[SET PROBLEM]
All of the records listed below should be retyped exactly.
-------- EXTRACTED DATA
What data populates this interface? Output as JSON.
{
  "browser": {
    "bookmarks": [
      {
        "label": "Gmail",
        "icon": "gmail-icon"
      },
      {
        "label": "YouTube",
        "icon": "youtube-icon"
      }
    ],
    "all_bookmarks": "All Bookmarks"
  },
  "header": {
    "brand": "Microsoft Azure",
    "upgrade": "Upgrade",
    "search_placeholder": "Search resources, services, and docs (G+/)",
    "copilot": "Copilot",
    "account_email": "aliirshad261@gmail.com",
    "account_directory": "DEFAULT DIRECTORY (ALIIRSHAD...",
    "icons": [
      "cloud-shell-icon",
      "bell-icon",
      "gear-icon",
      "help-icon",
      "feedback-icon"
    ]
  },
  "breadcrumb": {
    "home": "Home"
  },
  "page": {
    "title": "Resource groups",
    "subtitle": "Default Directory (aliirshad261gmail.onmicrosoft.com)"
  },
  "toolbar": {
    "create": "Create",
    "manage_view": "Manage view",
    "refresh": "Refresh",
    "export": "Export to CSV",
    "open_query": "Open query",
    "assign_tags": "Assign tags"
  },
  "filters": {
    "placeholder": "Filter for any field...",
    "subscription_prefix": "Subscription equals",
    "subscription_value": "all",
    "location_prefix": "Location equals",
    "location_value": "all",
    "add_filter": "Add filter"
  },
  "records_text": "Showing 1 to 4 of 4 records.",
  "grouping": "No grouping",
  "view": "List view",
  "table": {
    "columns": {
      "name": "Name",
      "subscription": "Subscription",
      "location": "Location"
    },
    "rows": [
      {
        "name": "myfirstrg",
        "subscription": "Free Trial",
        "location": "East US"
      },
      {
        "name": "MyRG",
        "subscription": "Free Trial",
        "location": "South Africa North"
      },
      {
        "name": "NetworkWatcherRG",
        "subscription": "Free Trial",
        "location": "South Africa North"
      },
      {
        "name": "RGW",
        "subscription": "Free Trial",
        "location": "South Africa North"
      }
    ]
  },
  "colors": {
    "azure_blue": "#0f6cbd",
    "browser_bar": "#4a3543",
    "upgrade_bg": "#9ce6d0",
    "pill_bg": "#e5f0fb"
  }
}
----------------
[EXERCISE SOLUTION]
What data populates this interface? Output as JSON.
{
  "browser": {
    "bookmarks": [
      {
        "label": "Gmail",
        "icon": "gmail-icon"
      },
      {
        "label": "YouTube",
        "icon": "youtube-icon"
      }
    ],
    "all_bookmarks": "All Bookmarks"
  },
  "header": {
    "brand": "Microsoft Azure",
    "upgrade": "Upgrade",
    "search_placeholder": "Search resources, services, and docs (G+/)",
    "copilot": "Copilot",
    "account_email": "aliirshad261@gmail.com",
    "account_directory": "DEFAULT DIRECTORY (ALIIRSHAD...",
    "icons": [
      "cloud-shell-icon",
      "bell-icon",
      "gear-icon",
      "help-icon",
      "feedback-icon"
    ]
  },
  "breadcrumb": {
    "home": "Home"
  },
  "page": {
    "title": "Resource groups",
    "subtitle": "Default Directory (aliirshad261gmail.onmicrosoft.com)"
  },
  "toolbar": {
    "create": "Create",
    "manage_view": "Manage view",
    "refresh": "Refresh",
    "export": "Export to CSV",
    "open_query": "Open query",
    "assign_tags": "Assign tags"
  },
  "filters": {
    "placeholder": "Filter for any field...",
    "subscription_prefix": "Subscription equals",
    "subscription_value": "all",
    "location_prefix": "Location equals",
    "location_value": "all",
    "add_filter": "Add filter"
  },
  "records_text": "Showing 1 to 4 of 4 records.",
  "grouping": "No grouping",
  "view": "List view",
  "table": {
    "columns": {
      "name": "Name",
      "subscription": "Subscription",
      "location": "Location"
    },
    "rows": [
      {
        "name": "myfirstrg",
        "subscription": "Free Trial",
        "location": "East US"
      },
      {
        "name": "MyRG",
        "subscription": "Free Trial",
        "location": "South Africa North"
      },
      {
        "name": "NetworkWatcherRG",
        "subscription": "Free Trial",
        "location": "South Africa North"
      },
      {
        "name": "RGW",
        "subscription": "Free Trial",
        "location": "South Africa North"
      }
    ]
  },
  "colors": {
    "azure_blue": "#0f6cbd",
    "browser_bar": "#4a3543",
    "upgrade_bg": "#9ce6d0",
    "pill_bg": "#e5f0fb"
  }
}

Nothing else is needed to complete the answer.